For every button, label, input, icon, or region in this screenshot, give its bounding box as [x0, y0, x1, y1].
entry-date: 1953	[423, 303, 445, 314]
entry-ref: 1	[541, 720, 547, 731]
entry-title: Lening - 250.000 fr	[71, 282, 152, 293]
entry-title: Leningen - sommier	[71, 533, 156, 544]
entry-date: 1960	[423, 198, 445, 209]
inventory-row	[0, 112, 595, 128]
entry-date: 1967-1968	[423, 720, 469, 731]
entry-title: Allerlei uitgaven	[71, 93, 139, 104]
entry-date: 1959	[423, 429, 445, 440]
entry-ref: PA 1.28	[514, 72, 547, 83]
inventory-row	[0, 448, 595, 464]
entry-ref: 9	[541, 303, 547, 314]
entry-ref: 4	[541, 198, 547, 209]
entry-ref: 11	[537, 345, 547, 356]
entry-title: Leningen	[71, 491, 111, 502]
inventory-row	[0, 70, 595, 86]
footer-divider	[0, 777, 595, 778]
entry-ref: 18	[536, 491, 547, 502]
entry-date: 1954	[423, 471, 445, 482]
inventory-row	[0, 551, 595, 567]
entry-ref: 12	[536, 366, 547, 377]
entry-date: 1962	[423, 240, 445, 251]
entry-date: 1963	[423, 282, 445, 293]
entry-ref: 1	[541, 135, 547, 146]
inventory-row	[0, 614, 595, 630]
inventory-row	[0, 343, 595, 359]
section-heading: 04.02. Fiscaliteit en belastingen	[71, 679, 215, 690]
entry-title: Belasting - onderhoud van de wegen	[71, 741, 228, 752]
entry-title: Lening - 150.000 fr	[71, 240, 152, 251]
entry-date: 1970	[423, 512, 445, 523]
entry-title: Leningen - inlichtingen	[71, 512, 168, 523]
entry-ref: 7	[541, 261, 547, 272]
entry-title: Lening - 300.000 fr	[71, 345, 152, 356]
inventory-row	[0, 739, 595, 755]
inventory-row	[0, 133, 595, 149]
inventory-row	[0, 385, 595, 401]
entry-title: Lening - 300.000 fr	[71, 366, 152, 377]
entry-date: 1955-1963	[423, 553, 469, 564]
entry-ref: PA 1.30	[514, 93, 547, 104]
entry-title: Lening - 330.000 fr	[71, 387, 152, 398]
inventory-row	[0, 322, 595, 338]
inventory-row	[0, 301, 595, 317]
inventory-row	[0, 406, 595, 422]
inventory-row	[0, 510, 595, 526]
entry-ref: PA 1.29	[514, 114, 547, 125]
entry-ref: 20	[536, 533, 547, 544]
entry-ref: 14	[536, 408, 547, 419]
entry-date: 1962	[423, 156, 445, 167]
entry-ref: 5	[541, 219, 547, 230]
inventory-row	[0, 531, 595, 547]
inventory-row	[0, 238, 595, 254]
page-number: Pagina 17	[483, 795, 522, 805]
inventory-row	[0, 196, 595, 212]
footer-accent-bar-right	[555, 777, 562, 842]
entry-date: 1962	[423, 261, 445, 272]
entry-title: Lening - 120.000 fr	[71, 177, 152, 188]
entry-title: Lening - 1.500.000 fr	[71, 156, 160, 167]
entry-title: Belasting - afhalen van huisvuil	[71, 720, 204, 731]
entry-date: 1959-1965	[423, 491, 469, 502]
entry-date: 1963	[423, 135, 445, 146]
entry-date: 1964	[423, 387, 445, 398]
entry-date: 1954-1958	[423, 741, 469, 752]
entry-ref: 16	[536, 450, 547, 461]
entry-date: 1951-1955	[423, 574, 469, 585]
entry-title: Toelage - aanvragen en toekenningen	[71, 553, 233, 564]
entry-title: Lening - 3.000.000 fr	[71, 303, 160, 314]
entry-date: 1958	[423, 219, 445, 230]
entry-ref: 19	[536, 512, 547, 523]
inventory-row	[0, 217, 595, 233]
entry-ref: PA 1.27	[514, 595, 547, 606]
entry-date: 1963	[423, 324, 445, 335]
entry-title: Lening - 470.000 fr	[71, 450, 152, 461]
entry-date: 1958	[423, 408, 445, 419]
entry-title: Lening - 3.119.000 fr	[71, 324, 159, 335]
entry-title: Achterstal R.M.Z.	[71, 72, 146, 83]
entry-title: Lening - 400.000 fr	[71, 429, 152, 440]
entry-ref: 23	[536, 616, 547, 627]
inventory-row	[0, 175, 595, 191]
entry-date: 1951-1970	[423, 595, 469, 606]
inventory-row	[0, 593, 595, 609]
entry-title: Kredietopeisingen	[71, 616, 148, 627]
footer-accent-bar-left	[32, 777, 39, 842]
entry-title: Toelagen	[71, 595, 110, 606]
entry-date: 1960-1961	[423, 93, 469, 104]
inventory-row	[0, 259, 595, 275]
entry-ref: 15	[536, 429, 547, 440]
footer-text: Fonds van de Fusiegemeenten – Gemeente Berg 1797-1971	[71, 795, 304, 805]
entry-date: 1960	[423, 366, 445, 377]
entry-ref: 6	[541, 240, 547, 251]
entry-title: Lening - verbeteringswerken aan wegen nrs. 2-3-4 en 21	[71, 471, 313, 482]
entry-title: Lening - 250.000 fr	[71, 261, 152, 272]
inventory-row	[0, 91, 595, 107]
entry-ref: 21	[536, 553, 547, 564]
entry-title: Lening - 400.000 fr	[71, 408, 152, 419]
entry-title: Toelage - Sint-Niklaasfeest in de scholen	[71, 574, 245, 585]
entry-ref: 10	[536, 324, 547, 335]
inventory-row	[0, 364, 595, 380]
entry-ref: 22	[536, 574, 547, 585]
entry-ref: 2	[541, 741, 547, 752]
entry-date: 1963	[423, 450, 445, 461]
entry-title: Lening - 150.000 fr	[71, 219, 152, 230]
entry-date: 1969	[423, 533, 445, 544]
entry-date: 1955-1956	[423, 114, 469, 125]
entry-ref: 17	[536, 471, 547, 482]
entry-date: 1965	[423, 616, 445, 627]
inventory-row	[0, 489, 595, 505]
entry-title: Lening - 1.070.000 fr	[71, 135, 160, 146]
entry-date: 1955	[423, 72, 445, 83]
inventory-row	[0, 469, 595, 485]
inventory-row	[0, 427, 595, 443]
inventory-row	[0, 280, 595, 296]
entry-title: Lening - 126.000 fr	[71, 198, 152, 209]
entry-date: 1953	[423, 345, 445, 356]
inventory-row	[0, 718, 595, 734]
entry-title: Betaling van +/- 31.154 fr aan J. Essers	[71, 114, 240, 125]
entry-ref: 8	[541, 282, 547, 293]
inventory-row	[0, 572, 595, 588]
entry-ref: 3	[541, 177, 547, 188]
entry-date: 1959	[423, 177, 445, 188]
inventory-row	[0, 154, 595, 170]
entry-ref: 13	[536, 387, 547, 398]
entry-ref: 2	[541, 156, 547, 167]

PROBLEM STATEMENT: Could you retype every line of the data above, character for character?

RESULT OF THE TASK:
For every button, label, input, icon, or region in this screenshot, give its bounding box as [x0, y0, x1, y1].
entry-date: 1953	[423, 303, 445, 314]
entry-ref: 1	[541, 720, 547, 731]
entry-title: Lening - 250.000 fr	[71, 282, 152, 293]
entry-title: Leningen - sommier	[71, 533, 156, 544]
entry-date: 1960	[423, 198, 445, 209]
inventory-row	[0, 112, 595, 128]
entry-date: 1967-1968	[423, 720, 469, 731]
entry-title: Allerlei uitgaven	[71, 93, 139, 104]
entry-date: 1959	[423, 429, 445, 440]
entry-ref: PA 1.28	[514, 72, 547, 83]
inventory-row	[0, 448, 595, 464]
entry-ref: 9	[541, 303, 547, 314]
entry-ref: 4	[541, 198, 547, 209]
entry-ref: 11	[537, 345, 547, 356]
entry-title: Leningen	[71, 491, 111, 502]
inventory-row	[0, 70, 595, 86]
footer-divider	[0, 777, 595, 778]
entry-ref: 18	[536, 491, 547, 502]
entry-date: 1954	[423, 471, 445, 482]
inventory-row	[0, 551, 595, 567]
entry-ref: 12	[536, 366, 547, 377]
entry-date: 1962	[423, 240, 445, 251]
entry-date: 1963	[423, 282, 445, 293]
entry-ref: 1	[541, 135, 547, 146]
inventory-row	[0, 614, 595, 630]
inventory-row	[0, 343, 595, 359]
section-heading: 04.02. Fiscaliteit en belastingen	[71, 679, 215, 690]
entry-title: Belasting - onderhoud van de wegen	[71, 741, 228, 752]
entry-title: Lening - 150.000 fr	[71, 240, 152, 251]
entry-date: 1970	[423, 512, 445, 523]
entry-title: Leningen - inlichtingen	[71, 512, 168, 523]
entry-ref: 7	[541, 261, 547, 272]
entry-title: Lening - 300.000 fr	[71, 345, 152, 356]
inventory-row	[0, 739, 595, 755]
inventory-row	[0, 133, 595, 149]
inventory-row	[0, 385, 595, 401]
entry-title: Lening - 300.000 fr	[71, 366, 152, 377]
entry-date: 1955-1963	[423, 553, 469, 564]
entry-ref: PA 1.30	[514, 93, 547, 104]
entry-title: Lening - 330.000 fr	[71, 387, 152, 398]
inventory-row	[0, 322, 595, 338]
inventory-row	[0, 301, 595, 317]
inventory-row	[0, 406, 595, 422]
inventory-row	[0, 510, 595, 526]
entry-ref: PA 1.29	[514, 114, 547, 125]
entry-ref: 20	[536, 533, 547, 544]
entry-ref: 14	[536, 408, 547, 419]
entry-date: 1962	[423, 156, 445, 167]
entry-ref: 5	[541, 219, 547, 230]
inventory-row	[0, 531, 595, 547]
inventory-row	[0, 238, 595, 254]
page-number: Pagina 17	[483, 795, 522, 805]
inventory-row	[0, 196, 595, 212]
footer-accent-bar-right	[555, 777, 562, 842]
entry-date: 1962	[423, 261, 445, 272]
entry-title: Lening - 120.000 fr	[71, 177, 152, 188]
entry-title: Lening - 1.500.000 fr	[71, 156, 160, 167]
entry-title: Belasting - afhalen van huisvuil	[71, 720, 204, 731]
entry-date: 1959-1965	[423, 491, 469, 502]
entry-date: 1963	[423, 135, 445, 146]
entry-date: 1964	[423, 387, 445, 398]
entry-date: 1954-1958	[423, 741, 469, 752]
entry-ref: 16	[536, 450, 547, 461]
entry-date: 1951-1955	[423, 574, 469, 585]
entry-title: Toelage - aanvragen en toekenningen	[71, 553, 233, 564]
entry-title: Lening - 3.000.000 fr	[71, 303, 160, 314]
entry-date: 1958	[423, 219, 445, 230]
entry-ref: 19	[536, 512, 547, 523]
inventory-row	[0, 217, 595, 233]
entry-ref: PA 1.27	[514, 595, 547, 606]
entry-date: 1963	[423, 324, 445, 335]
entry-title: Lening - 470.000 fr	[71, 450, 152, 461]
entry-date: 1958	[423, 408, 445, 419]
entry-title: Lening - 3.119.000 fr	[71, 324, 159, 335]
entry-title: Achterstal R.M.Z.	[71, 72, 146, 83]
entry-title: Lening - 400.000 fr	[71, 429, 152, 440]
entry-ref: 23	[536, 616, 547, 627]
inventory-row	[0, 175, 595, 191]
entry-date: 1951-1970	[423, 595, 469, 606]
inventory-row	[0, 593, 595, 609]
entry-title: Kredietopeisingen	[71, 616, 148, 627]
footer-accent-bar-left	[32, 777, 39, 842]
entry-title: Toelagen	[71, 595, 110, 606]
entry-date: 1960-1961	[423, 93, 469, 104]
inventory-row	[0, 259, 595, 275]
entry-ref: 15	[536, 429, 547, 440]
footer-text: Fonds van de Fusiegemeenten – Gemeente Berg 1797-1971	[71, 795, 304, 805]
entry-date: 1960	[423, 366, 445, 377]
entry-ref: 6	[541, 240, 547, 251]
entry-title: Lening - verbeteringswerken aan wegen nrs. 2-3-4 en 21	[71, 471, 313, 482]
entry-title: Lening - 250.000 fr	[71, 261, 152, 272]
inventory-row	[0, 91, 595, 107]
entry-ref: 21	[536, 553, 547, 564]
entry-title: Lening - 400.000 fr	[71, 408, 152, 419]
entry-title: Toelage - Sint-Niklaasfeest in de scholen	[71, 574, 245, 585]
entry-ref: 10	[536, 324, 547, 335]
inventory-row	[0, 364, 595, 380]
entry-ref: 22	[536, 574, 547, 585]
entry-ref: 2	[541, 741, 547, 752]
entry-date: 1963	[423, 450, 445, 461]
entry-title: Lening - 150.000 fr	[71, 219, 152, 230]
entry-date: 1969	[423, 533, 445, 544]
entry-date: 1955-1956	[423, 114, 469, 125]
entry-ref: 17	[536, 471, 547, 482]
entry-date: 1965	[423, 616, 445, 627]
inventory-row	[0, 489, 595, 505]
entry-title: Lening - 1.070.000 fr	[71, 135, 160, 146]
entry-date: 1955	[423, 72, 445, 83]
inventory-row	[0, 469, 595, 485]
inventory-row	[0, 427, 595, 443]
inventory-row	[0, 280, 595, 296]
entry-title: Lening - 126.000 fr	[71, 198, 152, 209]
entry-date: 1953	[423, 345, 445, 356]
inventory-row	[0, 718, 595, 734]
entry-title: Betaling van +/- 31.154 fr aan J. Essers	[71, 114, 240, 125]
entry-ref: 8	[541, 282, 547, 293]
inventory-row	[0, 572, 595, 588]
entry-ref: 3	[541, 177, 547, 188]
entry-date: 1959	[423, 177, 445, 188]
inventory-row	[0, 154, 595, 170]
entry-ref: 13	[536, 387, 547, 398]
entry-ref: 2	[541, 156, 547, 167]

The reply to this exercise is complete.